Task to carry out
Your task is to repeat the entries word for word while leaving out the pictures.

Record extracts
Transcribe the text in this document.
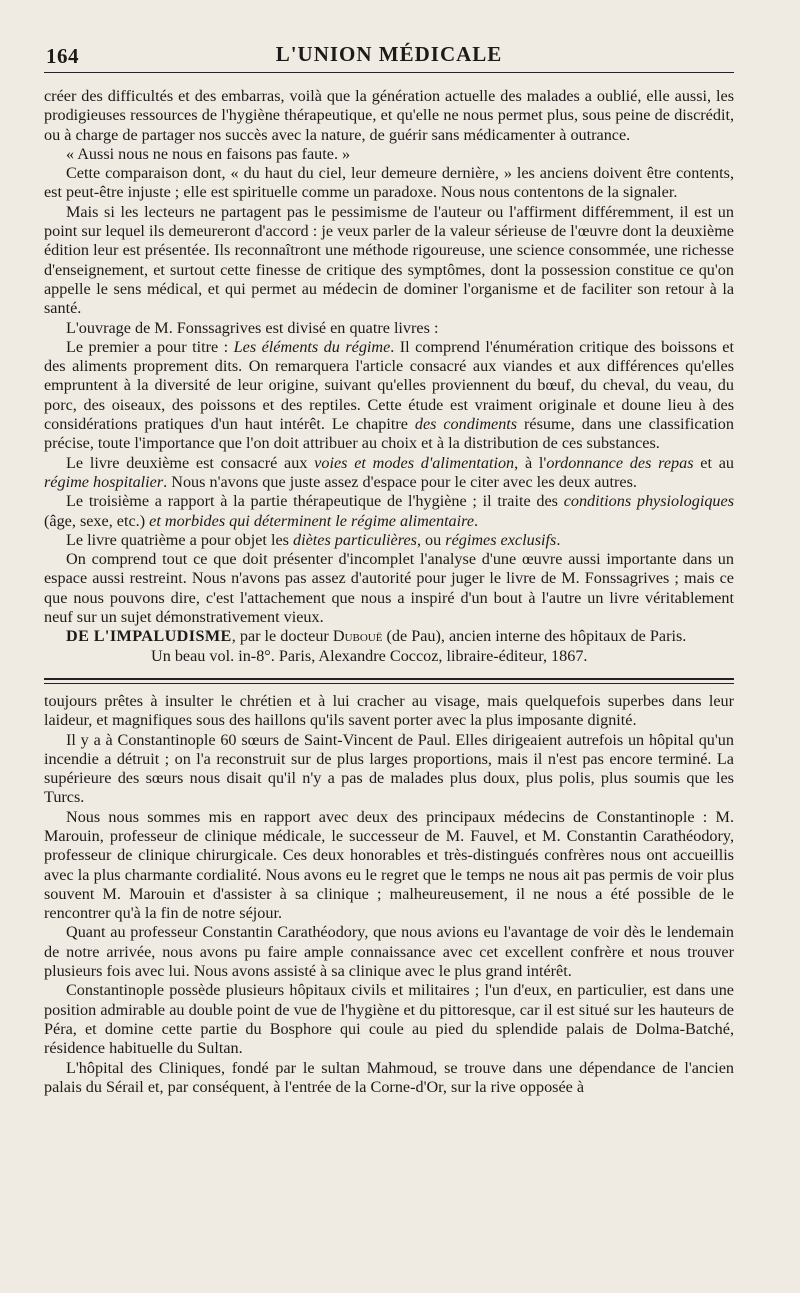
164	L'UNION MÉDICALE

créer des difficultés et des embarras, voilà que la génération actuelle des malades a oublié, elle aussi, les prodigieuses ressources de l'hygiène thérapeutique, et qu'elle ne nous permet plus, sous peine de discrédit, ou à charge de partager nos succès avec la nature, de guérir sans médicamenter à outrance.

« Aussi nous ne nous en faisons pas faute. »

Cette comparaison dont, « du haut du ciel, leur demeure dernière, » les anciens doivent être contents, est peut-être injuste ; elle est spirituelle comme un paradoxe. Nous nous contentons de la signaler.

Mais si les lecteurs ne partagent pas le pessimisme de l'auteur ou l'affirment différemment, il est un point sur lequel ils demeureront d'accord : je veux parler de la valeur sérieuse de l'œuvre dont la deuxième édition leur est présentée. Ils reconnaîtront une méthode rigoureuse, une science consommée, une richesse d'enseignement, et surtout cette finesse de critique des symptômes, dont la possession constitue ce qu'on appelle le sens médical, et qui permet au médecin de dominer l'organisme et de faciliter son retour à la santé.

L'ouvrage de M. Fonssagrives est divisé en quatre livres :

Le premier a pour titre : Les éléments du régime. Il comprend l'énumération critique des boissons et des aliments proprement dits. On remarquera l'article consacré aux viandes et aux différences qu'elles empruntent à la diversité de leur origine, suivant qu'elles proviennent du bœuf, du cheval, du veau, du porc, des oiseaux, des poissons et des reptiles. Cette étude est vraiment originale et doune lieu à des considérations pratiques d'un haut intérêt. Le chapitre des condiments résume, dans une classification précise, toute l'importance que l'on doit attribuer au choix et à la distribution de ces substances.

Le livre deuxième est consacré aux voies et modes d'alimentation, à l'ordonnance des repas et au régime hospitalier. Nous n'avons que juste assez d'espace pour le citer avec les deux autres.

Le troisième a rapport à la partie thérapeutique de l'hygiène ; il traite des conditions physiologiques (âge, sexe, etc.) et morbides qui déterminent le régime alimentaire.

Le livre quatrième a pour objet les diètes particulières, ou régimes exclusifs.

On comprend tout ce que doit présenter d'incomplet l'analyse d'une œuvre aussi importante dans un espace aussi restreint. Nous n'avons pas assez d'autorité pour juger le livre de M. Fonssagrives ; mais ce que nous pouvons dire, c'est l'attachement que nous a inspiré d'un bout à l'autre un livre véritablement neuf sur un sujet démonstrativement vieux.

DE L'IMPALUDISME, par le docteur Dubouë (de Pau), ancien interne des hôpitaux de Paris.

Un beau vol. in-8°. Paris, Alexandre Coccoz, libraire-éditeur, 1867.

toujours prêtes à insulter le chrétien et à lui cracher au visage, mais quelquefois superbes dans leur laideur, et magnifiques sous des haillons qu'ils savent porter avec la plus imposante dignité.

Il y a à Constantinople 60 sœurs de Saint-Vincent de Paul. Elles dirigeaient autrefois un hôpital qu'un incendie a détruit ; on l'a reconstruit sur de plus larges proportions, mais il n'est pas encore terminé. La supérieure des sœurs nous disait qu'il n'y a pas de malades plus doux, plus polis, plus soumis que les Turcs.

Nous nous sommes mis en rapport avec deux des principaux médecins de Constantinople : M. Marouin, professeur de clinique médicale, le successeur de M. Fauvel, et M. Constantin Carathéodory, professeur de clinique chirurgicale. Ces deux honorables et très-distingués confrères nous ont accueillis avec la plus charmante cordialité. Nous avons eu le regret que le temps ne nous ait pas permis de voir plus souvent M. Marouin et d'assister à sa clinique ; malheureusement, il ne nous a été possible de le rencontrer qu'à la fin de notre séjour.

Quant au professeur Constantin Carathéodory, que nous avions eu l'avantage de voir dès le lendemain de notre arrivée, nous avons pu faire ample connaissance avec cet excellent confrère et nous trouver plusieurs fois avec lui. Nous avons assisté à sa clinique avec le plus grand intérêt.

Constantinople possède plusieurs hôpitaux civils et militaires ; l'un d'eux, en particulier, est dans une position admirable au double point de vue de l'hygiène et du pittoresque, car il est situé sur les hauteurs de Péra, et domine cette partie du Bosphore qui coule au pied du splendide palais de Dolma-Batché, résidence habituelle du Sultan.

L'hôpital des Cliniques, fondé par le sultan Mahmoud, se trouve dans une dépendance de l'ancien palais du Sérail et, par conséquent, à l'entrée de la Corne-d'Or, sur la rive opposée à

Result of the exercise
Transcribe the text in this document.
164	L'UNION MÉDICALE

créer des difficultés et des embarras, voilà que la génération actuelle des malades a oublié, elle aussi, les prodigieuses ressources de l'hygiène thérapeutique, et qu'elle ne nous permet plus, sous peine de discrédit, ou à charge de partager nos succès avec la nature, de guérir sans médicamenter à outrance.

« Aussi nous ne nous en faisons pas faute. »

Cette comparaison dont, « du haut du ciel, leur demeure dernière, » les anciens doivent être contents, est peut-être injuste ; elle est spirituelle comme un paradoxe. Nous nous contentons de la signaler.

Mais si les lecteurs ne partagent pas le pessimisme de l'auteur ou l'affirment différemment, il est un point sur lequel ils demeureront d'accord : je veux parler de la valeur sérieuse de l'œuvre dont la deuxième édition leur est présentée. Ils reconnaîtront une méthode rigoureuse, une science consommée, une richesse d'enseignement, et surtout cette finesse de critique des symptômes, dont la possession constitue ce qu'on appelle le sens médical, et qui permet au médecin de dominer l'organisme et de faciliter son retour à la santé.

L'ouvrage de M. Fonssagrives est divisé en quatre livres :

Le premier a pour titre : Les éléments du régime. Il comprend l'énumération critique des boissons et des aliments proprement dits. On remarquera l'article consacré aux viandes et aux différences qu'elles empruntent à la diversité de leur origine, suivant qu'elles proviennent du bœuf, du cheval, du veau, du porc, des oiseaux, des poissons et des reptiles. Cette étude est vraiment originale et doune lieu à des considérations pratiques d'un haut intérêt. Le chapitre des condiments résume, dans une classification précise, toute l'importance que l'on doit attribuer au choix et à la distribution de ces substances.

Le livre deuxième est consacré aux voies et modes d'alimentation, à l'ordonnance des repas et au régime hospitalier. Nous n'avons que juste assez d'espace pour le citer avec les deux autres.

Le troisième a rapport à la partie thérapeutique de l'hygiène ; il traite des conditions physiologiques (âge, sexe, etc.) et morbides qui déterminent le régime alimentaire.

Le livre quatrième a pour objet les diètes particulières, ou régimes exclusifs.

On comprend tout ce que doit présenter d'incomplet l'analyse d'une œuvre aussi importante dans un espace aussi restreint. Nous n'avons pas assez d'autorité pour juger le livre de M. Fonssagrives ; mais ce que nous pouvons dire, c'est l'attachement que nous a inspiré d'un bout à l'autre un livre véritablement neuf sur un sujet démonstrativement vieux.

DE L'IMPALUDISME, par le docteur Dubouë (de Pau), ancien interne des hôpitaux de Paris.

Un beau vol. in-8°. Paris, Alexandre Coccoz, libraire-éditeur, 1867.

toujours prêtes à insulter le chrétien et à lui cracher au visage, mais quelquefois superbes dans leur laideur, et magnifiques sous des haillons qu'ils savent porter avec la plus imposante dignité.

Il y a à Constantinople 60 sœurs de Saint-Vincent de Paul. Elles dirigeaient autrefois un hôpital qu'un incendie a détruit ; on l'a reconstruit sur de plus larges proportions, mais il n'est pas encore terminé. La supérieure des sœurs nous disait qu'il n'y a pas de malades plus doux, plus polis, plus soumis que les Turcs.

Nous nous sommes mis en rapport avec deux des principaux médecins de Constantinople : M. Marouin, professeur de clinique médicale, le successeur de M. Fauvel, et M. Constantin Carathéodory, professeur de clinique chirurgicale. Ces deux honorables et très-distingués confrères nous ont accueillis avec la plus charmante cordialité. Nous avons eu le regret que le temps ne nous ait pas permis de voir plus souvent M. Marouin et d'assister à sa clinique ; malheureusement, il ne nous a été possible de le rencontrer qu'à la fin de notre séjour.

Quant au professeur Constantin Carathéodory, que nous avions eu l'avantage de voir dès le lendemain de notre arrivée, nous avons pu faire ample connaissance avec cet excellent confrère et nous trouver plusieurs fois avec lui. Nous avons assisté à sa clinique avec le plus grand intérêt.

Constantinople possède plusieurs hôpitaux civils et militaires ; l'un d'eux, en particulier, est dans une position admirable au double point de vue de l'hygiène et du pittoresque, car il est situé sur les hauteurs de Péra, et domine cette partie du Bosphore qui coule au pied du splendide palais de Dolma-Batché, résidence habituelle du Sultan.

L'hôpital des Cliniques, fondé par le sultan Mahmoud, se trouve dans une dépendance de l'ancien palais du Sérail et, par conséquent, à l'entrée de la Corne-d'Or, sur la rive opposée à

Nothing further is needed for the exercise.